** begin THE INPUT **

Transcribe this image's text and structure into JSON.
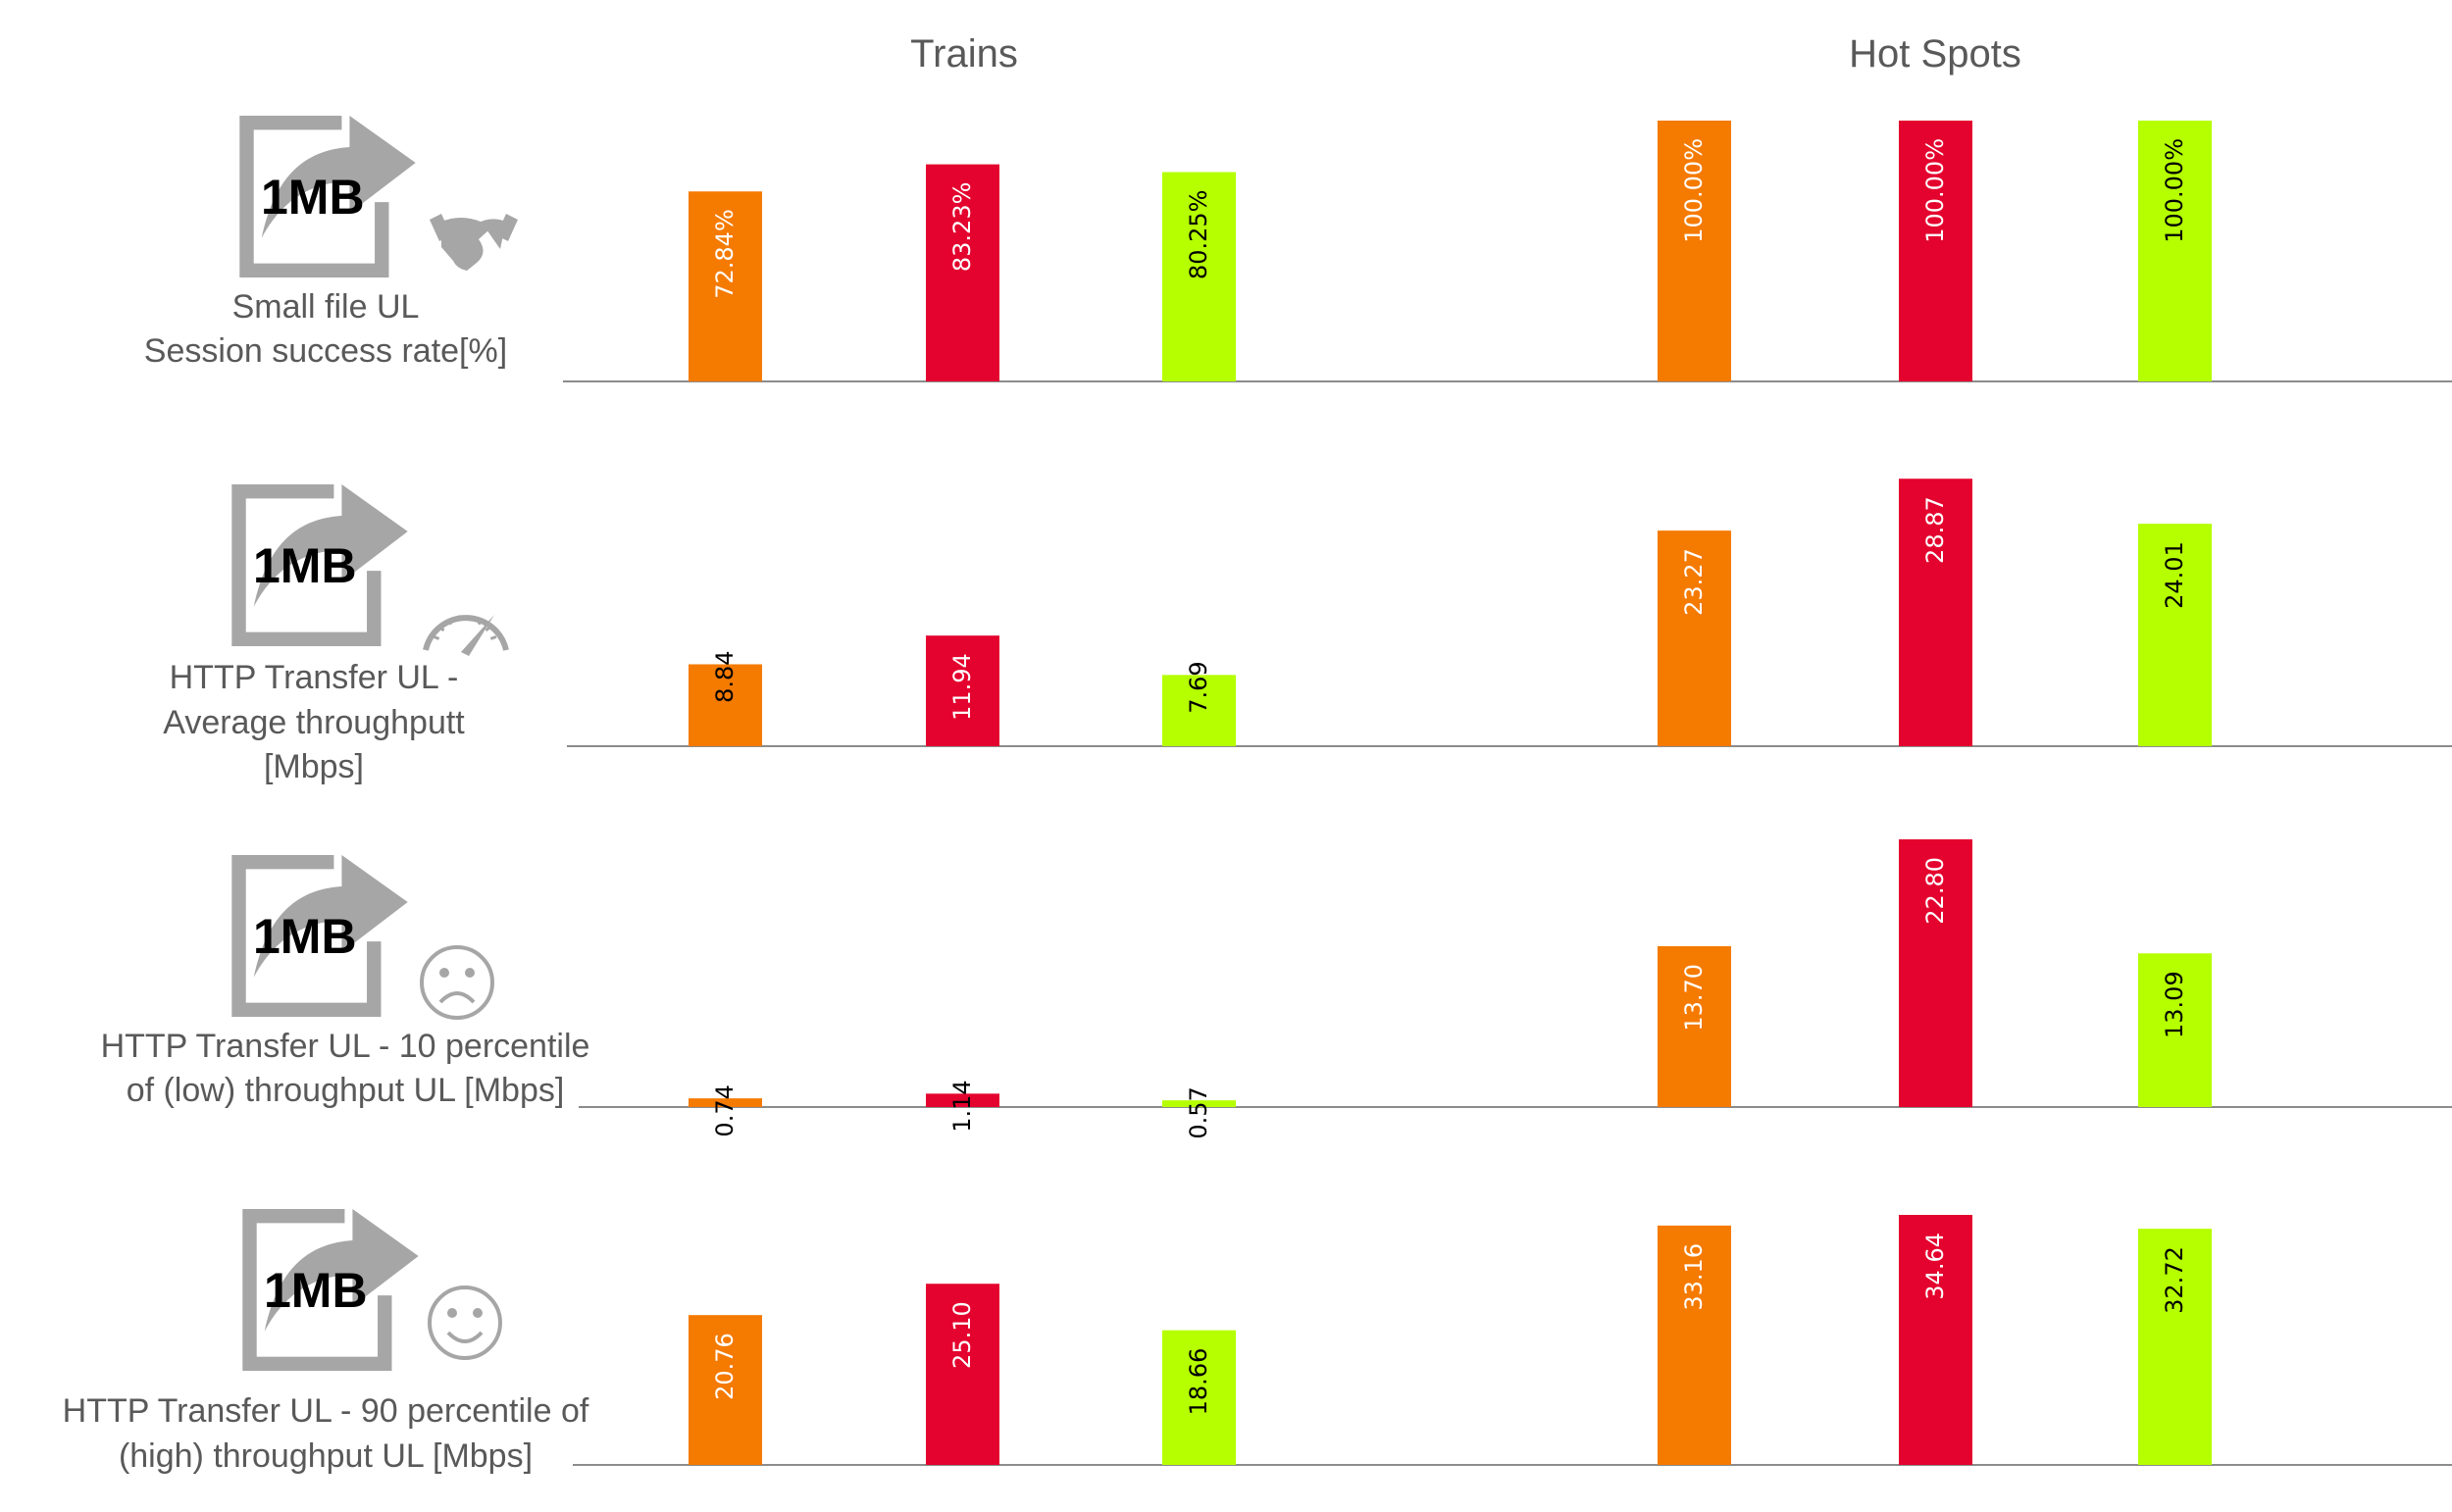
{
  "chart_data": {
    "type": "bar",
    "groups": [
      "Trains",
      "Hot Spots"
    ],
    "series_colors": [
      "#F57A00",
      "#E4032E",
      "#B5FF00"
    ],
    "icon_text": "1MB",
    "panels": [
      {
        "label_lines": [
          "Small file UL",
          "Session success rate[%]"
        ],
        "icon": "handshake-icon",
        "ylim": [
          0,
          100
        ],
        "values": {
          "Trains": [
            72.84,
            83.23,
            80.25
          ],
          "Hot Spots": [
            100.0,
            100.0,
            100.0
          ]
        },
        "labels": {
          "Trains": [
            "72.84%",
            "83.23%",
            "80.25%"
          ],
          "Hot Spots": [
            "100.00%",
            "100.00%",
            "100.00%"
          ]
        }
      },
      {
        "label_lines": [
          "HTTP Transfer UL -",
          "Average throughputt",
          "[Mbps]"
        ],
        "icon": "speedometer-icon",
        "ylim": [
          0,
          29
        ],
        "values": {
          "Trains": [
            8.84,
            11.94,
            7.69
          ],
          "Hot Spots": [
            23.27,
            28.87,
            24.01
          ]
        },
        "labels": {
          "Trains": [
            "8.84",
            "11.94",
            "7.69"
          ],
          "Hot Spots": [
            "23.27",
            "28.87",
            "24.01"
          ]
        }
      },
      {
        "label_lines": [
          "HTTP Transfer UL - 10 percentile",
          "of (low) throughput UL  [Mbps]"
        ],
        "icon": "sad-face-icon",
        "ylim": [
          0,
          22.8
        ],
        "values": {
          "Trains": [
            0.74,
            1.14,
            0.57
          ],
          "Hot Spots": [
            13.7,
            22.8,
            13.09
          ]
        },
        "labels": {
          "Trains": [
            "0.74",
            "1.14",
            "0.57"
          ],
          "Hot Spots": [
            "13.70",
            "22.80",
            "13.09"
          ]
        }
      },
      {
        "label_lines": [
          "HTTP Transfer UL - 90 percentile of",
          "(high) throughput UL [Mbps]"
        ],
        "icon": "smiley-face-icon",
        "ylim": [
          0,
          34.64
        ],
        "values": {
          "Trains": [
            20.76,
            25.1,
            18.66
          ],
          "Hot Spots": [
            33.16,
            34.64,
            32.72
          ]
        },
        "labels": {
          "Trains": [
            "20.76",
            "25.10",
            "18.66"
          ],
          "Hot Spots": [
            "33.16",
            "34.64",
            "32.72"
          ]
        }
      }
    ]
  }
}
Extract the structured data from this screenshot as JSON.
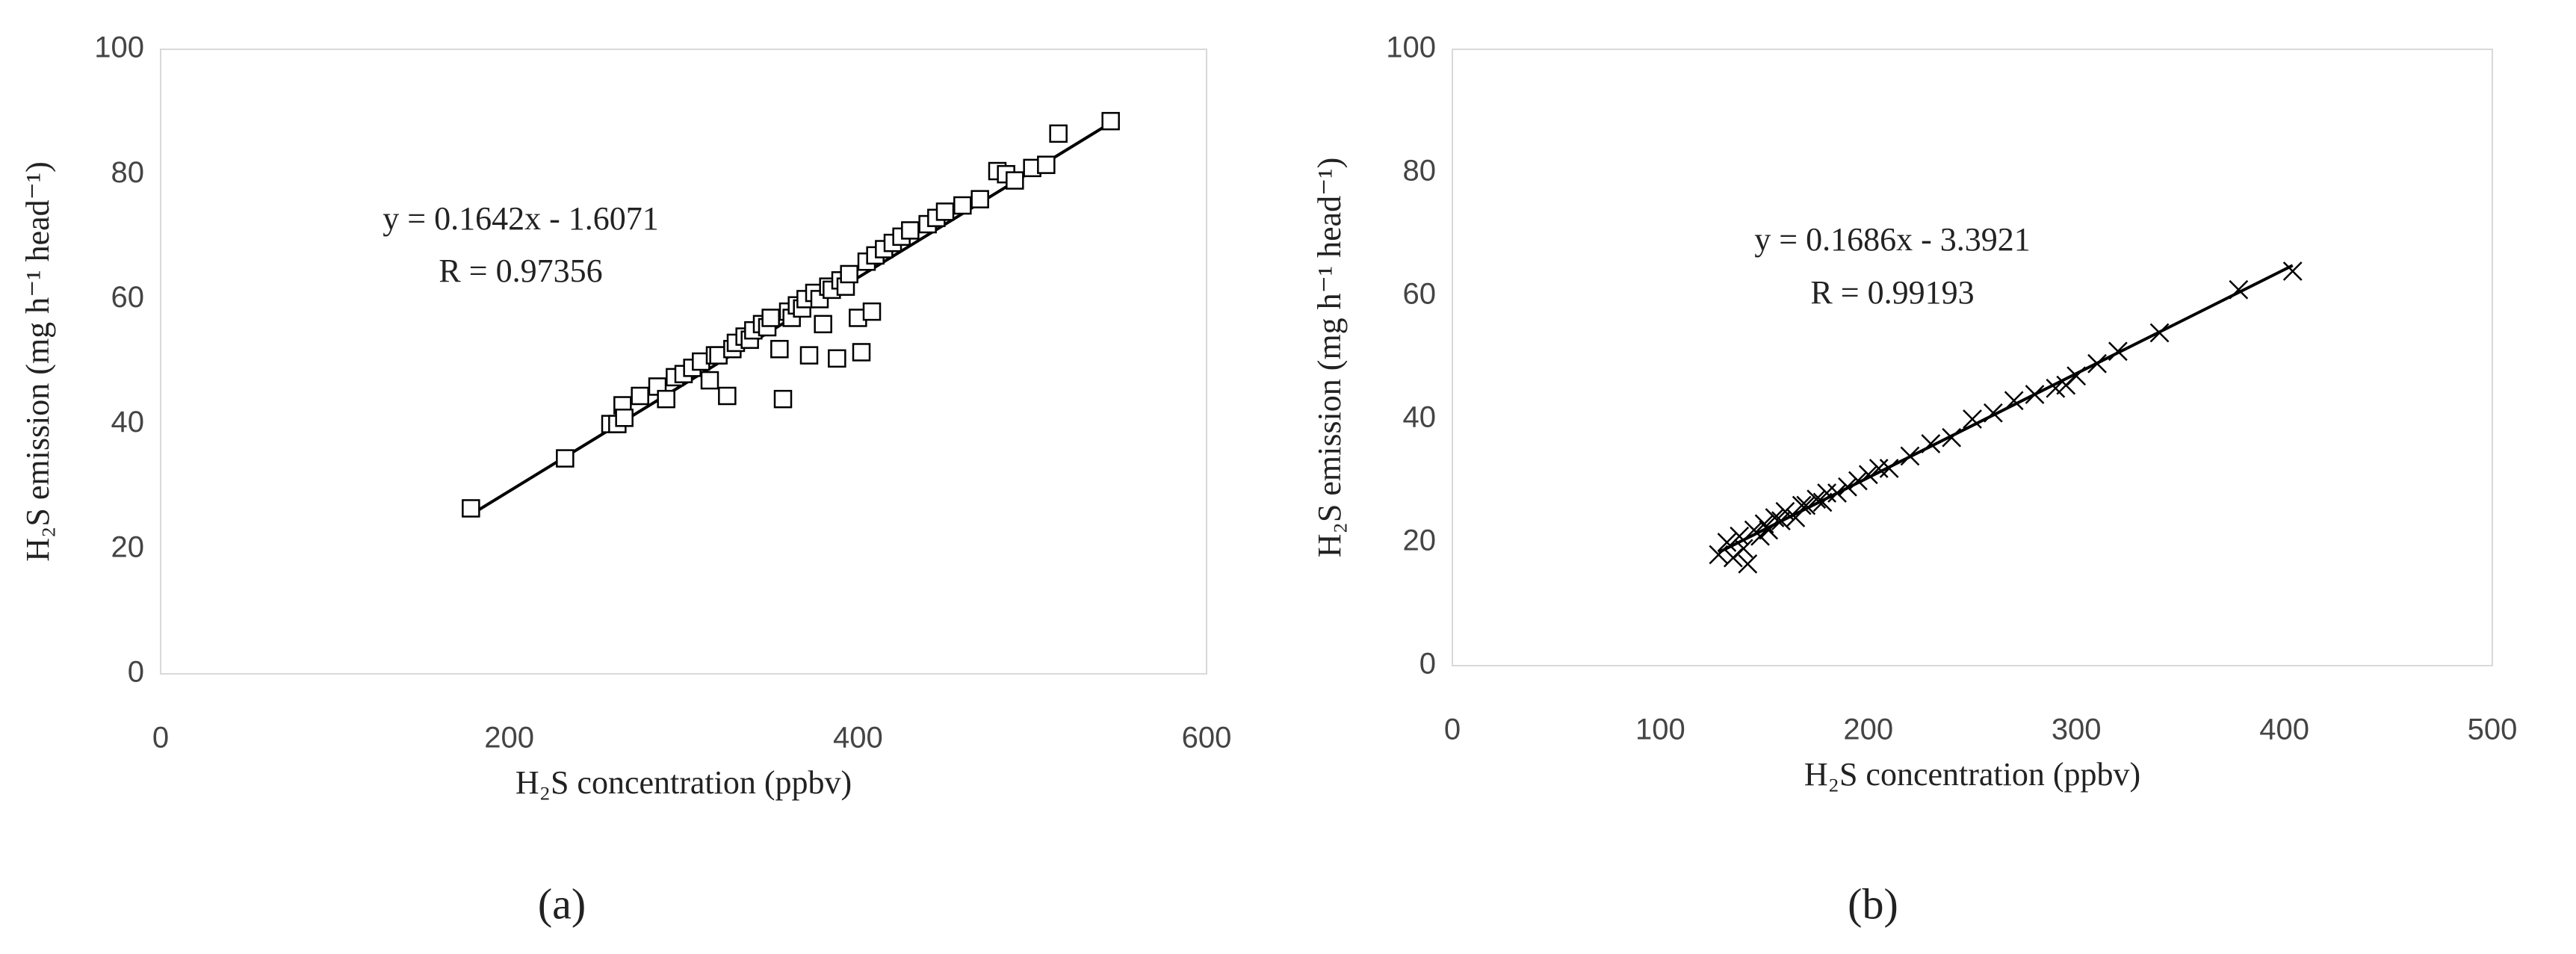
{
  "chart_data": [
    {
      "type": "scatter",
      "caption": "(a)",
      "xlabel": "H₂S concentration (ppbv)",
      "ylabel": "H₂S emission (mg h⁻¹ head⁻¹)",
      "annotations": [
        "y = 0.1642x - 1.6071",
        "R = 0.97356"
      ],
      "marker": "square",
      "color": "#000000",
      "trendline": true,
      "xlim": [
        0,
        600
      ],
      "xticks": [
        0,
        200,
        400,
        600
      ],
      "ylim": [
        0,
        100
      ],
      "yticks": [
        0,
        20,
        40,
        60,
        80,
        100
      ],
      "x": [
        178,
        232,
        258,
        262,
        265,
        266,
        275,
        285,
        290,
        295,
        300,
        305,
        310,
        315,
        318,
        320,
        325,
        328,
        330,
        335,
        338,
        340,
        345,
        348,
        350,
        355,
        357,
        360,
        362,
        365,
        368,
        370,
        372,
        375,
        378,
        380,
        383,
        385,
        388,
        390,
        393,
        395,
        400,
        402,
        405,
        408,
        410,
        415,
        420,
        425,
        430,
        440,
        445,
        450,
        460,
        470,
        480,
        485,
        490,
        500,
        508,
        515,
        545
      ],
      "values": [
        26.5,
        34.5,
        40,
        40,
        43,
        41,
        44.5,
        46,
        44,
        47.5,
        48,
        49,
        50,
        47,
        51,
        51,
        44.5,
        52,
        53,
        54,
        53.5,
        55,
        56,
        55.5,
        57,
        52,
        44,
        58,
        57,
        59,
        58.5,
        60,
        51,
        61,
        60,
        56,
        62,
        61.5,
        50.5,
        63,
        62,
        64,
        57,
        51.5,
        66,
        58,
        67,
        68,
        69,
        70,
        71,
        72,
        73,
        74,
        75,
        76,
        80.5,
        80,
        79,
        81,
        81.5,
        86.5,
        88.5
      ]
    },
    {
      "type": "scatter",
      "caption": "(b)",
      "xlabel": "H₂S concentration (ppbv)",
      "ylabel": "H₂S emission (mg h⁻¹ head⁻¹)",
      "annotations": [
        "y = 0.1686x - 3.3921",
        "R = 0.99193"
      ],
      "marker": "x",
      "color": "#000000",
      "trendline": true,
      "xlim": [
        0,
        500
      ],
      "xticks": [
        0,
        100,
        200,
        300,
        400,
        500
      ],
      "ylim": [
        0,
        100
      ],
      "yticks": [
        0,
        20,
        40,
        60,
        80,
        100
      ],
      "x": [
        128,
        132,
        135,
        138,
        140,
        142,
        145,
        148,
        150,
        152,
        155,
        158,
        160,
        165,
        168,
        170,
        175,
        178,
        180,
        185,
        190,
        195,
        200,
        205,
        210,
        220,
        230,
        240,
        250,
        260,
        270,
        280,
        290,
        295,
        300,
        310,
        320,
        340,
        378,
        404
      ],
      "values": [
        18,
        20,
        17.5,
        21,
        19,
        16.5,
        22,
        21,
        23,
        22,
        24,
        23.5,
        25,
        24,
        26,
        26,
        27,
        26.5,
        28,
        28,
        29,
        30,
        31,
        32,
        32,
        34,
        36,
        37,
        40,
        41,
        43,
        44,
        45,
        45.5,
        47,
        49,
        51,
        54,
        61,
        64
      ]
    }
  ]
}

** end THE INPUT **

> **TASK TO COMPLETE**
Set down the records in full and exactly. Do not carry over any image.

> **ANSWER BELOW**
Transcribe this image's text and structure into JSON.
{
  "chart_data": {
    "type": "bar",
    "groups": [
      "Trains",
      "Hot Spots"
    ],
    "series_colors": [
      "#F57A00",
      "#E4032E",
      "#B5FF00"
    ],
    "icon_text": "1MB",
    "panels": [
      {
        "label_lines": [
          "Small file UL",
          "Session success rate[%]"
        ],
        "icon": "handshake-icon",
        "ylim": [
          0,
          100
        ],
        "values": {
          "Trains": [
            72.84,
            83.23,
            80.25
          ],
          "Hot Spots": [
            100.0,
            100.0,
            100.0
          ]
        },
        "labels": {
          "Trains": [
            "72.84%",
            "83.23%",
            "80.25%"
          ],
          "Hot Spots": [
            "100.00%",
            "100.00%",
            "100.00%"
          ]
        }
      },
      {
        "label_lines": [
          "HTTP Transfer UL -",
          "Average throughputt",
          "[Mbps]"
        ],
        "icon": "speedometer-icon",
        "ylim": [
          0,
          29
        ],
        "values": {
          "Trains": [
            8.84,
            11.94,
            7.69
          ],
          "Hot Spots": [
            23.27,
            28.87,
            24.01
          ]
        },
        "labels": {
          "Trains": [
            "8.84",
            "11.94",
            "7.69"
          ],
          "Hot Spots": [
            "23.27",
            "28.87",
            "24.01"
          ]
        }
      },
      {
        "label_lines": [
          "HTTP Transfer UL - 10 percentile",
          "of (low) throughput UL  [Mbps]"
        ],
        "icon": "sad-face-icon",
        "ylim": [
          0,
          22.8
        ],
        "values": {
          "Trains": [
            0.74,
            1.14,
            0.57
          ],
          "Hot Spots": [
            13.7,
            22.8,
            13.09
          ]
        },
        "labels": {
          "Trains": [
            "0.74",
            "1.14",
            "0.57"
          ],
          "Hot Spots": [
            "13.70",
            "22.80",
            "13.09"
          ]
        }
      },
      {
        "label_lines": [
          "HTTP Transfer UL - 90 percentile of",
          "(high) throughput UL [Mbps]"
        ],
        "icon": "smiley-face-icon",
        "ylim": [
          0,
          34.64
        ],
        "values": {
          "Trains": [
            20.76,
            25.1,
            18.66
          ],
          "Hot Spots": [
            33.16,
            34.64,
            32.72
          ]
        },
        "labels": {
          "Trains": [
            "20.76",
            "25.10",
            "18.66"
          ],
          "Hot Spots": [
            "33.16",
            "34.64",
            "32.72"
          ]
        }
      }
    ]
  }
}
Extract the structured data from this screenshot as JSON.
{
  "chart_data": [
    {
      "type": "scatter",
      "caption": "(a)",
      "xlabel": "H₂S concentration (ppbv)",
      "ylabel": "H₂S emission (mg h⁻¹ head⁻¹)",
      "annotations": [
        "y = 0.1642x - 1.6071",
        "R = 0.97356"
      ],
      "marker": "square",
      "color": "#000000",
      "trendline": true,
      "xlim": [
        0,
        600
      ],
      "xticks": [
        0,
        200,
        400,
        600
      ],
      "ylim": [
        0,
        100
      ],
      "yticks": [
        0,
        20,
        40,
        60,
        80,
        100
      ],
      "x": [
        178,
        232,
        258,
        262,
        265,
        266,
        275,
        285,
        290,
        295,
        300,
        305,
        310,
        315,
        318,
        320,
        325,
        328,
        330,
        335,
        338,
        340,
        345,
        348,
        350,
        355,
        357,
        360,
        362,
        365,
        368,
        370,
        372,
        375,
        378,
        380,
        383,
        385,
        388,
        390,
        393,
        395,
        400,
        402,
        405,
        408,
        410,
        415,
        420,
        425,
        430,
        440,
        445,
        450,
        460,
        470,
        480,
        485,
        490,
        500,
        508,
        515,
        545
      ],
      "values": [
        26.5,
        34.5,
        40,
        40,
        43,
        41,
        44.5,
        46,
        44,
        47.5,
        48,
        49,
        50,
        47,
        51,
        51,
        44.5,
        52,
        53,
        54,
        53.5,
        55,
        56,
        55.5,
        57,
        52,
        44,
        58,
        57,
        59,
        58.5,
        60,
        51,
        61,
        60,
        56,
        62,
        61.5,
        50.5,
        63,
        62,
        64,
        57,
        51.5,
        66,
        58,
        67,
        68,
        69,
        70,
        71,
        72,
        73,
        74,
        75,
        76,
        80.5,
        80,
        79,
        81,
        81.5,
        86.5,
        88.5
      ]
    },
    {
      "type": "scatter",
      "caption": "(b)",
      "xlabel": "H₂S concentration (ppbv)",
      "ylabel": "H₂S emission (mg h⁻¹ head⁻¹)",
      "annotations": [
        "y = 0.1686x - 3.3921",
        "R = 0.99193"
      ],
      "marker": "x",
      "color": "#000000",
      "trendline": true,
      "xlim": [
        0,
        500
      ],
      "xticks": [
        0,
        100,
        200,
        300,
        400,
        500
      ],
      "ylim": [
        0,
        100
      ],
      "yticks": [
        0,
        20,
        40,
        60,
        80,
        100
      ],
      "x": [
        128,
        132,
        135,
        138,
        140,
        142,
        145,
        148,
        150,
        152,
        155,
        158,
        160,
        165,
        168,
        170,
        175,
        178,
        180,
        185,
        190,
        195,
        200,
        205,
        210,
        220,
        230,
        240,
        250,
        260,
        270,
        280,
        290,
        295,
        300,
        310,
        320,
        340,
        378,
        404
      ],
      "values": [
        18,
        20,
        17.5,
        21,
        19,
        16.5,
        22,
        21,
        23,
        22,
        24,
        23.5,
        25,
        24,
        26,
        26,
        27,
        26.5,
        28,
        28,
        29,
        30,
        31,
        32,
        32,
        34,
        36,
        37,
        40,
        41,
        43,
        44,
        45,
        45.5,
        47,
        49,
        51,
        54,
        61,
        64
      ]
    }
  ]
}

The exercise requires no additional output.